> **EXERCISE PASSAGE**

____________________

Pre-Purchase Question

Hi Everyone,

After many hours goggling around I think this is the product I’m after. I just wanted to check with the experts here that what I am trying to do is possible.

Our Solar PV install is at one end of the property with the consumer unit & meter at the other. Am I right in thinking that with a emonPi near the meter, measuring energy use and a emonTx near the solar panel inverter, I can successfully monitor everything. I assume this will allow the software to then monitor use/vs generation, export etc I also have a Economy 7 meter, so I’m guessing two clip on current sensors would be needed at the meter end.

Thanks in advance for replies.

That sounds OK to me, provided that your walls - or whatever is in between the emonPi and the emonTx - are not too impenetrable to radio transmissions.

And I think you’re right in wanting a separate c.t. for the Economy 7 usage.

This is effectively the setup I have (excepting the Economy 7), but reversed: Emonpi here is by the PV invertor in an external garage, with emonTx at the meter. This was because it worked out best for hard wired ethernet. As @Robert.Wall comments, the signal can get degraded if there are a lot of walls and, I would guess, this might be particulary bad if you have foil lined insulated boards on any of the walls. However, my setup works fine now through multiple walls from the meter in the house to the EmonPi in the garage. There are a couple of threads on my earlier issues (c.f EmonPi losing connection to EmonTX (again)), if you are interested!

Thanks guys, I’m guessing if connection is an issue could go the wifi route for connection ?

____________________

> **INFORMATION**
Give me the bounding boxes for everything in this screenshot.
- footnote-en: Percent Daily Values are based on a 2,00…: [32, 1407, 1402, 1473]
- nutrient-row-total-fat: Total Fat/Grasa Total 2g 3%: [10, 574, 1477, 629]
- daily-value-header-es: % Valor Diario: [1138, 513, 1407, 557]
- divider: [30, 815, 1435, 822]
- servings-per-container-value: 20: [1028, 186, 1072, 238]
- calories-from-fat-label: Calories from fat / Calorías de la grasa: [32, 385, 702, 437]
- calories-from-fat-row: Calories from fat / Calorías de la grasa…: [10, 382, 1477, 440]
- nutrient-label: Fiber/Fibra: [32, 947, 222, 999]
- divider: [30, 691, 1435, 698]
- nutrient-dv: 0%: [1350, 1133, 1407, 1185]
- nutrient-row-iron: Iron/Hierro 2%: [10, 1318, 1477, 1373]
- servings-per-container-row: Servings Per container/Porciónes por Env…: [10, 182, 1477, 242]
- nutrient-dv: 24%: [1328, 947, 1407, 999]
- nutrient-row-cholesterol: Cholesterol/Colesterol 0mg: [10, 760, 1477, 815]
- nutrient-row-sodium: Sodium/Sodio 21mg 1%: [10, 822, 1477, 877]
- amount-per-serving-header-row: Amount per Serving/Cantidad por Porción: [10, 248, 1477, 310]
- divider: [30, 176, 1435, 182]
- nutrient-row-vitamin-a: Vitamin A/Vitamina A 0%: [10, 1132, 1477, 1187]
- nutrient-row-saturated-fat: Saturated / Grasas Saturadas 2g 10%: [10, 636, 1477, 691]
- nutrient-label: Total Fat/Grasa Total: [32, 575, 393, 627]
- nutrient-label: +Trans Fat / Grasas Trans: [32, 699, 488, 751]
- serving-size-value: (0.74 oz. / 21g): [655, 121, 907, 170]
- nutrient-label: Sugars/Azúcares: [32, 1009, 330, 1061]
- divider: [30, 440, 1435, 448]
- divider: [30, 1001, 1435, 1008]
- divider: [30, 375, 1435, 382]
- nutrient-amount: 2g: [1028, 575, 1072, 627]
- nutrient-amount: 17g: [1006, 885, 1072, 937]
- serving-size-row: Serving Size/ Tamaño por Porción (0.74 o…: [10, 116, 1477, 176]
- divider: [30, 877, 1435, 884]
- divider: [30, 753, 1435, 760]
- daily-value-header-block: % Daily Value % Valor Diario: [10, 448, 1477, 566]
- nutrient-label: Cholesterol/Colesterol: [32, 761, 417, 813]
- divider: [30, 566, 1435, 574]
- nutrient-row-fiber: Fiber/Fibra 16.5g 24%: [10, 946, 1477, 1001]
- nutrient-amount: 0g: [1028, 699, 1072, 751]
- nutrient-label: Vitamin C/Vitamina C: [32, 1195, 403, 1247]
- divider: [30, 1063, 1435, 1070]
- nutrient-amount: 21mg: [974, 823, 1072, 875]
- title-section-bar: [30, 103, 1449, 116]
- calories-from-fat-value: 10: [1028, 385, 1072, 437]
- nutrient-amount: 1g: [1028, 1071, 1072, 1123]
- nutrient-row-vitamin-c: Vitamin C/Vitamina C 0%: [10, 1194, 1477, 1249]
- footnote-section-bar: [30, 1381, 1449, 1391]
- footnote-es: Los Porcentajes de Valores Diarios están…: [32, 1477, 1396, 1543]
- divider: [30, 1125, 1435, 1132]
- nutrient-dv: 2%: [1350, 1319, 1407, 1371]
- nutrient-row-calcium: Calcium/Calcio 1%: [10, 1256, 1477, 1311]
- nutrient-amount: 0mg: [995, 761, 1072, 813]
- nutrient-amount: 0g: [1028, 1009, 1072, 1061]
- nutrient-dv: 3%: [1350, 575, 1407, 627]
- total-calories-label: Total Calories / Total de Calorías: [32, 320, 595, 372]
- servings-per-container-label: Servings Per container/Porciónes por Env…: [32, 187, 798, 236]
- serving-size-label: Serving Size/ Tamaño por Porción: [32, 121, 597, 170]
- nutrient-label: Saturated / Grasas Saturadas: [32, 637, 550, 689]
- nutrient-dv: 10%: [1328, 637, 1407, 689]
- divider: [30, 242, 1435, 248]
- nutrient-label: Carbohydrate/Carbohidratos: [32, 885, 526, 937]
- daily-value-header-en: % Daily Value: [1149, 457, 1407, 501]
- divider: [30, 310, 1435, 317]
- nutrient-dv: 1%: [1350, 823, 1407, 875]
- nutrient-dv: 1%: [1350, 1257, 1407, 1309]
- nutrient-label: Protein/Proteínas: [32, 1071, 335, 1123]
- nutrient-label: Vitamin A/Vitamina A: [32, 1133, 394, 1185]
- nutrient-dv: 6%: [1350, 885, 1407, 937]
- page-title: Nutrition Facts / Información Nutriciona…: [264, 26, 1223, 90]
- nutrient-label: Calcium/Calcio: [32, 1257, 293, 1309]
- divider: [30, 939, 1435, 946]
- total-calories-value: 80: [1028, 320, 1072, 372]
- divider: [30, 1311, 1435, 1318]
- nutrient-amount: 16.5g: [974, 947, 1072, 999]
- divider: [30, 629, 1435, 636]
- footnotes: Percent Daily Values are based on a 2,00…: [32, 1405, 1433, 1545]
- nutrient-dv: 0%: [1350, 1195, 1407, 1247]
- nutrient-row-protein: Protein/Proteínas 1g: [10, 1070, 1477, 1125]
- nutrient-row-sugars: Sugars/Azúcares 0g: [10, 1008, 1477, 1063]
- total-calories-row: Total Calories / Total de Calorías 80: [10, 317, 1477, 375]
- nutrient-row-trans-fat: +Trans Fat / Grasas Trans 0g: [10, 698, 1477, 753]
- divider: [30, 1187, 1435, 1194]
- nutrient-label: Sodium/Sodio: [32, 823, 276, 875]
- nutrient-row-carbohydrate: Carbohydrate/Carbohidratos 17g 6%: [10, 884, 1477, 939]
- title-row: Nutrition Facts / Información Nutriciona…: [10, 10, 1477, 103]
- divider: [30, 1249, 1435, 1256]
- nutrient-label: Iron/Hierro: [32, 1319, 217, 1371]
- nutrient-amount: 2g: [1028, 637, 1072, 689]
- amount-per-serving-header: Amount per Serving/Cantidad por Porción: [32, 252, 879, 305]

____________________

> **WHAT IS BEING ASKED**
Reproduce the stretch of the forum thread from "That sounds OK" through "you are interested!", keeping every word as it appears.

> **TASK OUTPUT**
That sounds OK to me, provided that your walls - or whatever is in between the emonPi and the emonTx - are not too impenetrable to radio transmissions.

And I think you’re right in wanting a separate c.t. for the Economy 7 usage.

This is effectively the setup I have (excepting the Economy 7), but reversed: Emonpi here is by the PV invertor in an external garage, with emonTx at the meter. This was because it worked out best for hard wired ethernet. As @Robert.Wall comments, the signal can get degraded if there are a lot of walls and, I would guess, this might be particulary bad if you have foil lined insulated boards on any of the walls. However, my setup works fine now through multiple walls from the meter in the house to the EmonPi in the garage. There are a couple of threads on my earlier issues (c.f EmonPi losing connection to EmonTX (again)), if you are interested!